EXERCISE INSTRUCTIONS
The records that follow must be reproduced in full, exactly as written.
===== PROVIDED DATA =====
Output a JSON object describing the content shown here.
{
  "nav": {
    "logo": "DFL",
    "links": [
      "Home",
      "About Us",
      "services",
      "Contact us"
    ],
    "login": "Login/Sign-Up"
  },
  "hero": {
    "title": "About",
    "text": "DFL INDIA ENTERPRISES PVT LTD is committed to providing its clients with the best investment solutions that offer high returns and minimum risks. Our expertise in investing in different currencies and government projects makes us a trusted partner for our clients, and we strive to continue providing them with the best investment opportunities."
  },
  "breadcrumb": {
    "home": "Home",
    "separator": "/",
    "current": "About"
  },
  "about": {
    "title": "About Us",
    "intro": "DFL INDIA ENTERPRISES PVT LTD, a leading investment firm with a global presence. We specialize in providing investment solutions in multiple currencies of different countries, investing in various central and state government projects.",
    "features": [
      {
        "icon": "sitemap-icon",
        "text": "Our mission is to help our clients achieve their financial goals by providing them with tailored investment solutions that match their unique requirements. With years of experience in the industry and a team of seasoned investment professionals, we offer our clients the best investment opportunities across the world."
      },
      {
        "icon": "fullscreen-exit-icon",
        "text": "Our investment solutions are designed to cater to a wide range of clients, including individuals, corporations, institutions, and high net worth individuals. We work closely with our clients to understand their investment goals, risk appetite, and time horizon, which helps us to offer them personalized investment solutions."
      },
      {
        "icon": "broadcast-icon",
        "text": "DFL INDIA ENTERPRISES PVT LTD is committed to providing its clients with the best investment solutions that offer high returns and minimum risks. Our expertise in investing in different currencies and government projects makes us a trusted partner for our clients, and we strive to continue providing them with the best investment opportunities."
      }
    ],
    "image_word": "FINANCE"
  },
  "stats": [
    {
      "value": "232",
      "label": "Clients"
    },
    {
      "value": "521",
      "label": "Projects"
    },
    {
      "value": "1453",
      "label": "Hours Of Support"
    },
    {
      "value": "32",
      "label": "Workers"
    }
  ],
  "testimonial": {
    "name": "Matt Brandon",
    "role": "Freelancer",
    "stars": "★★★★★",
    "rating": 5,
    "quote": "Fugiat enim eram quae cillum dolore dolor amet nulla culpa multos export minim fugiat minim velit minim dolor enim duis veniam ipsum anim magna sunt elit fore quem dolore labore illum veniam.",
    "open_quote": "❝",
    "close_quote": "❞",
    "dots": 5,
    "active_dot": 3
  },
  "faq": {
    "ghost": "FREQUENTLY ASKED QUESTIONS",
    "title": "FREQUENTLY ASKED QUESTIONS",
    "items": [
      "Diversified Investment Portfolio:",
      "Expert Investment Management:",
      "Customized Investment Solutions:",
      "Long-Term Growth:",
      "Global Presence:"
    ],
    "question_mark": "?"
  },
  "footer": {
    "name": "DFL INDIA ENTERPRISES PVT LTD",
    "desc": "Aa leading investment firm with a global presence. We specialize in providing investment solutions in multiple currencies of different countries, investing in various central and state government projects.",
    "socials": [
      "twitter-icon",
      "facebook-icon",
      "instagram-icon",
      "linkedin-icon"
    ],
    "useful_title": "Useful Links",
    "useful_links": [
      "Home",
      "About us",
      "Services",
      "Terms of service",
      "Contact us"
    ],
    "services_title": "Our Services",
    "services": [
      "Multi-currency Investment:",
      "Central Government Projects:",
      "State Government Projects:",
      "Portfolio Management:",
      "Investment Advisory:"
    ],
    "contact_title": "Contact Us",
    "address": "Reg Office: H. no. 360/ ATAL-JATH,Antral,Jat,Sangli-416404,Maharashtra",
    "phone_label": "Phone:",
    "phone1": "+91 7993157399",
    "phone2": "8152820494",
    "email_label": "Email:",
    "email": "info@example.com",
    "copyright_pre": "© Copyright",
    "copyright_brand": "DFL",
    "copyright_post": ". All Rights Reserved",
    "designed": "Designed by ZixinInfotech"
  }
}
=====
TASK RESULT
Output a JSON object describing the content shown here.
{
  "nav": {
    "logo": "DFL",
    "links": [
      "Home",
      "About Us",
      "services",
      "Contact us"
    ],
    "login": "Login/Sign-Up"
  },
  "hero": {
    "title": "About",
    "text": "DFL INDIA ENTERPRISES PVT LTD is committed to providing its clients with the best investment solutions that offer high returns and minimum risks. Our expertise in investing in different currencies and government projects makes us a trusted partner for our clients, and we strive to continue providing them with the best investment opportunities."
  },
  "breadcrumb": {
    "home": "Home",
    "separator": "/",
    "current": "About"
  },
  "about": {
    "title": "About Us",
    "intro": "DFL INDIA ENTERPRISES PVT LTD, a leading investment firm with a global presence. We specialize in providing investment solutions in multiple currencies of different countries, investing in various central and state government projects.",
    "features": [
      {
        "icon": "sitemap-icon",
        "text": "Our mission is to help our clients achieve their financial goals by providing them with tailored investment solutions that match their unique requirements. With years of experience in the industry and a team of seasoned investment professionals, we offer our clients the best investment opportunities across the world."
      },
      {
        "icon": "fullscreen-exit-icon",
        "text": "Our investment solutions are designed to cater to a wide range of clients, including individuals, corporations, institutions, and high net worth individuals. We work closely with our clients to understand their investment goals, risk appetite, and time horizon, which helps us to offer them personalized investment solutions."
      },
      {
        "icon": "broadcast-icon",
        "text": "DFL INDIA ENTERPRISES PVT LTD is committed to providing its clients with the best investment solutions that offer high returns and minimum risks. Our expertise in investing in different currencies and government projects makes us a trusted partner for our clients, and we strive to continue providing them with the best investment opportunities."
      }
    ],
    "image_word": "FINANCE"
  },
  "stats": [
    {
      "value": "232",
      "label": "Clients"
    },
    {
      "value": "521",
      "label": "Projects"
    },
    {
      "value": "1453",
      "label": "Hours Of Support"
    },
    {
      "value": "32",
      "label": "Workers"
    }
  ],
  "testimonial": {
    "name": "Matt Brandon",
    "role": "Freelancer",
    "stars": "★★★★★",
    "rating": 5,
    "quote": "Fugiat enim eram quae cillum dolore dolor amet nulla culpa multos export minim fugiat minim velit minim dolor enim duis veniam ipsum anim magna sunt elit fore quem dolore labore illum veniam.",
    "open_quote": "❝",
    "close_quote": "❞",
    "dots": 5,
    "active_dot": 3
  },
  "faq": {
    "ghost": "FREQUENTLY ASKED QUESTIONS",
    "title": "FREQUENTLY ASKED QUESTIONS",
    "items": [
      "Diversified Investment Portfolio:",
      "Expert Investment Management:",
      "Customized Investment Solutions:",
      "Long-Term Growth:",
      "Global Presence:"
    ],
    "question_mark": "?"
  },
  "footer": {
    "name": "DFL INDIA ENTERPRISES PVT LTD",
    "desc": "Aa leading investment firm with a global presence. We specialize in providing investment solutions in multiple currencies of different countries, investing in various central and state government projects.",
    "socials": [
      "twitter-icon",
      "facebook-icon",
      "instagram-icon",
      "linkedin-icon"
    ],
    "useful_title": "Useful Links",
    "useful_links": [
      "Home",
      "About us",
      "Services",
      "Terms of service",
      "Contact us"
    ],
    "services_title": "Our Services",
    "services": [
      "Multi-currency Investment:",
      "Central Government Projects:",
      "State Government Projects:",
      "Portfolio Management:",
      "Investment Advisory:"
    ],
    "contact_title": "Contact Us",
    "address": "Reg Office: H. no. 360/ ATAL-JATH,Antral,Jat,Sangli-416404,Maharashtra",
    "phone_label": "Phone:",
    "phone1": "+91 7993157399",
    "phone2": "8152820494",
    "email_label": "Email:",
    "email": "info@example.com",
    "copyright_pre": "© Copyright",
    "copyright_brand": "DFL",
    "copyright_post": ". All Rights Reserved",
    "designed": "Designed by ZixinInfotech"
  }
}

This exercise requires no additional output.